--- begin ---
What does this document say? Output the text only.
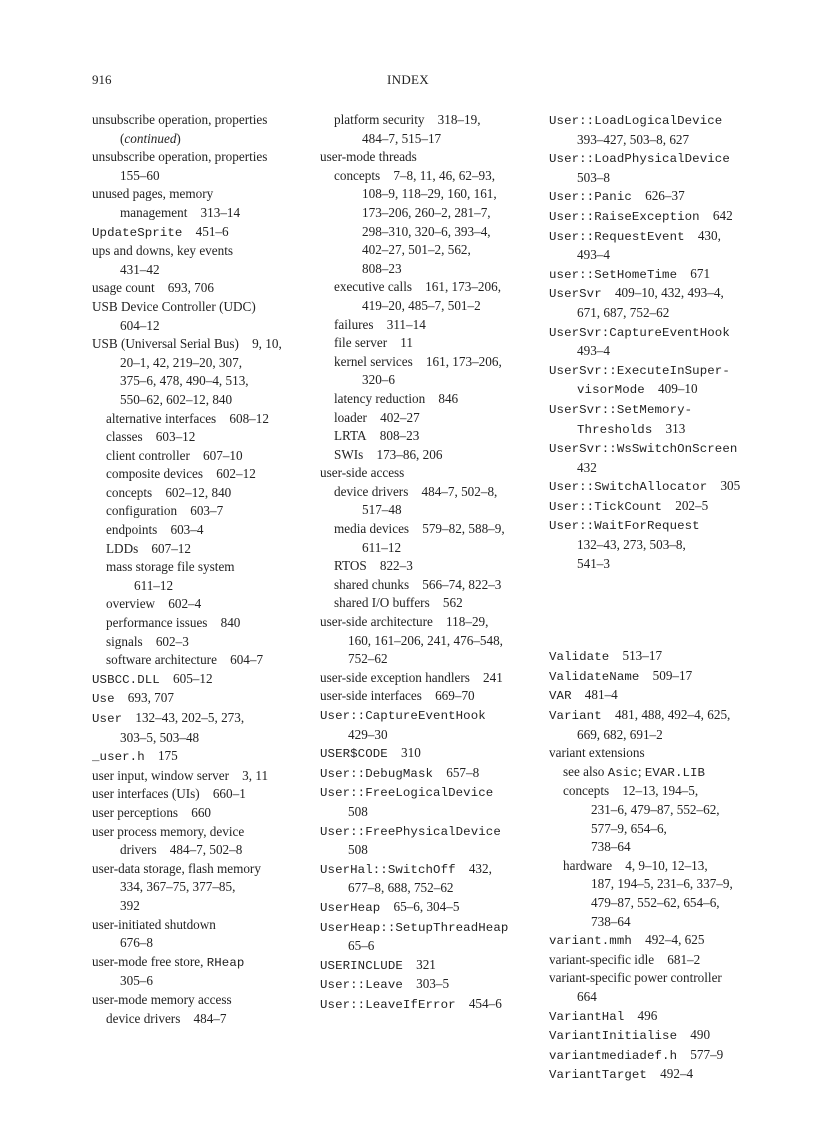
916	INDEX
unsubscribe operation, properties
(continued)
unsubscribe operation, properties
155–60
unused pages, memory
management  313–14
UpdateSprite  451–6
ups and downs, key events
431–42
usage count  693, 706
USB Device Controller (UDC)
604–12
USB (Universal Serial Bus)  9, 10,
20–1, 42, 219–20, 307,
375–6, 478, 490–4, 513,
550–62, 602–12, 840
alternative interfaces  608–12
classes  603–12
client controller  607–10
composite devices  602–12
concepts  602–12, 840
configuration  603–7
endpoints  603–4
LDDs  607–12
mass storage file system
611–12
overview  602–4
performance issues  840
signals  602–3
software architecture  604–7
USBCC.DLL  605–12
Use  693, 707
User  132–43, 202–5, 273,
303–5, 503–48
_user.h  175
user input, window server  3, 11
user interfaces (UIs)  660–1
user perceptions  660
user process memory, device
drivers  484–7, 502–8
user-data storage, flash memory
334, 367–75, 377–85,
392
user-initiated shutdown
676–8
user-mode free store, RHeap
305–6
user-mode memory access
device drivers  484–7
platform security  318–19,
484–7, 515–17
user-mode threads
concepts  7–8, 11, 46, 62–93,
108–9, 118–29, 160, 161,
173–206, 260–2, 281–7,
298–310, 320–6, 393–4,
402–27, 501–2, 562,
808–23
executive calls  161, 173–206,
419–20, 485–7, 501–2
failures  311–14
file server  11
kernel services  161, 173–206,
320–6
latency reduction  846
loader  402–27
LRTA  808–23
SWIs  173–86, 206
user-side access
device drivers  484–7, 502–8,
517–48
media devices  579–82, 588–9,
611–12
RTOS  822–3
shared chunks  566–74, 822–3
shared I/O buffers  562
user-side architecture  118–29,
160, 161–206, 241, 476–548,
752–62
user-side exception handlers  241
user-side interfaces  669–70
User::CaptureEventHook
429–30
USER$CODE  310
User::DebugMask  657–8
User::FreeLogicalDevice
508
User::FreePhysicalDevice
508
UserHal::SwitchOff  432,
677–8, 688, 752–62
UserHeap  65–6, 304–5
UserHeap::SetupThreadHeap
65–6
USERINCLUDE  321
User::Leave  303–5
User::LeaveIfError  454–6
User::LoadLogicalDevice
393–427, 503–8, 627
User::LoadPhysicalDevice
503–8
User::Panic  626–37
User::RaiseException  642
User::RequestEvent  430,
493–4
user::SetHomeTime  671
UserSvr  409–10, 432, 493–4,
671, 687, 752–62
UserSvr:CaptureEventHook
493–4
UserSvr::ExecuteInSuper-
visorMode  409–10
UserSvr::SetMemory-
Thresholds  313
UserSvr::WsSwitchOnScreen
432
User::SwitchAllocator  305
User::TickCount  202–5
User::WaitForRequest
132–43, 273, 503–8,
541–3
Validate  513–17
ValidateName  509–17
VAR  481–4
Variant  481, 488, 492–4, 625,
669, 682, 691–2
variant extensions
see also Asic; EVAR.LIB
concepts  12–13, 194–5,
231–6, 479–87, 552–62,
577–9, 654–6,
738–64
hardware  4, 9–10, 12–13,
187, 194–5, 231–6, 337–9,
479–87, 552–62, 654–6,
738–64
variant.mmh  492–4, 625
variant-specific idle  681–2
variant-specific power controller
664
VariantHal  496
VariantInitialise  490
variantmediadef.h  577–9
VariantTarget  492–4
--- end ---
--- begin ---
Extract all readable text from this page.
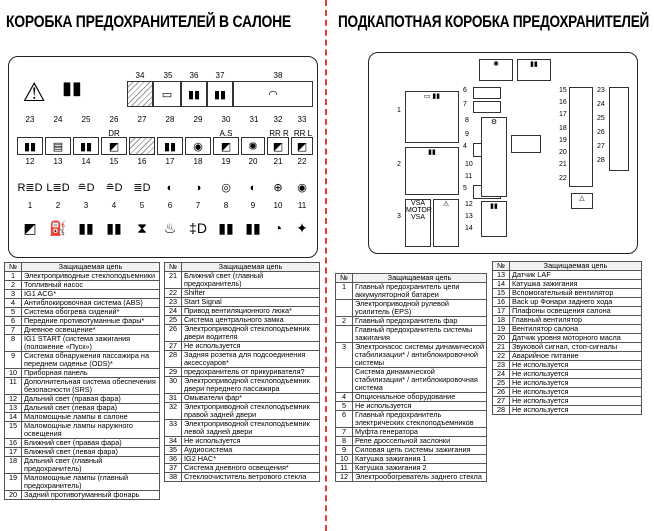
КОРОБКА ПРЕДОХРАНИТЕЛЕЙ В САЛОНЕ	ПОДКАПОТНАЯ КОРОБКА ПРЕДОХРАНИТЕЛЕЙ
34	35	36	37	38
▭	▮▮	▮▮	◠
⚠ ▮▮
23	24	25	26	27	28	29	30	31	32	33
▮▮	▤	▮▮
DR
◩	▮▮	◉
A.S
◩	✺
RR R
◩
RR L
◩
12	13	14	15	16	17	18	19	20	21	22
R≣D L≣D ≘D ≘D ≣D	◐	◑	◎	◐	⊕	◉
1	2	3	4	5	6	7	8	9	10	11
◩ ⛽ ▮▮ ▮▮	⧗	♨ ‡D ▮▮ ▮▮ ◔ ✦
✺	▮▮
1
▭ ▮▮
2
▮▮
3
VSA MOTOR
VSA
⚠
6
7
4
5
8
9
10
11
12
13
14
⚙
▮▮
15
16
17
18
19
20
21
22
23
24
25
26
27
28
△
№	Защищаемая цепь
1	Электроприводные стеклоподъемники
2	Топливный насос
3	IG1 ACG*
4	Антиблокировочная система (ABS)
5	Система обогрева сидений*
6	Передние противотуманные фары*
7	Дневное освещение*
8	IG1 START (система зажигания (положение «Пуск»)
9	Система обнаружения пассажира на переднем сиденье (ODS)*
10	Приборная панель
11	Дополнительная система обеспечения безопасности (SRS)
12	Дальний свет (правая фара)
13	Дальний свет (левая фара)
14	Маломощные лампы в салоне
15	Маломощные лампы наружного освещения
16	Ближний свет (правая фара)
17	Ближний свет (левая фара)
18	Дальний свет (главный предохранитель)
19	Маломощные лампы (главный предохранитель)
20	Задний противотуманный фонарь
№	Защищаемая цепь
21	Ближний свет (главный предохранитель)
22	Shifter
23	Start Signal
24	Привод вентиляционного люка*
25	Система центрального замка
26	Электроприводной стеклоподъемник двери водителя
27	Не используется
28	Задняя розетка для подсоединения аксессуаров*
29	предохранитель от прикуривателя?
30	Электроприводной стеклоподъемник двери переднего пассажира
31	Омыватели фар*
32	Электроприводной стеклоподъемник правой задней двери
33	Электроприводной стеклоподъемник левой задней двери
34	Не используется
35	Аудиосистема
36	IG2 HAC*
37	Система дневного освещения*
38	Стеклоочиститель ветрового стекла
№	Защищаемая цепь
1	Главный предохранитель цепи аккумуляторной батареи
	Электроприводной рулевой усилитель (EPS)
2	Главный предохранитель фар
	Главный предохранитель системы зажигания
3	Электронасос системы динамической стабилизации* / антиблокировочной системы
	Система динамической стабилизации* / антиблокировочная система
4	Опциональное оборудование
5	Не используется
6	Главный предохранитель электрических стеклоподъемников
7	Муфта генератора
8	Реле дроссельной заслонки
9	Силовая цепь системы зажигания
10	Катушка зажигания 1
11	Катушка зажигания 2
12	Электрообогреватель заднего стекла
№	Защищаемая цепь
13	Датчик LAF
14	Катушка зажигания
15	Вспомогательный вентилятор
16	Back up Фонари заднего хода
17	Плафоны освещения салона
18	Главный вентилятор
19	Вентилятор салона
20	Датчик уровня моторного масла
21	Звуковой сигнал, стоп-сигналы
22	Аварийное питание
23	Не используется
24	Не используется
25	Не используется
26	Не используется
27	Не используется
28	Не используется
--- end ---
Pull out all lines in the data above that include "левая".

RESPONSE TO THIS EXERCISE>
13	Дальний свет (левая фара)
17	Ближний свет (левая фара)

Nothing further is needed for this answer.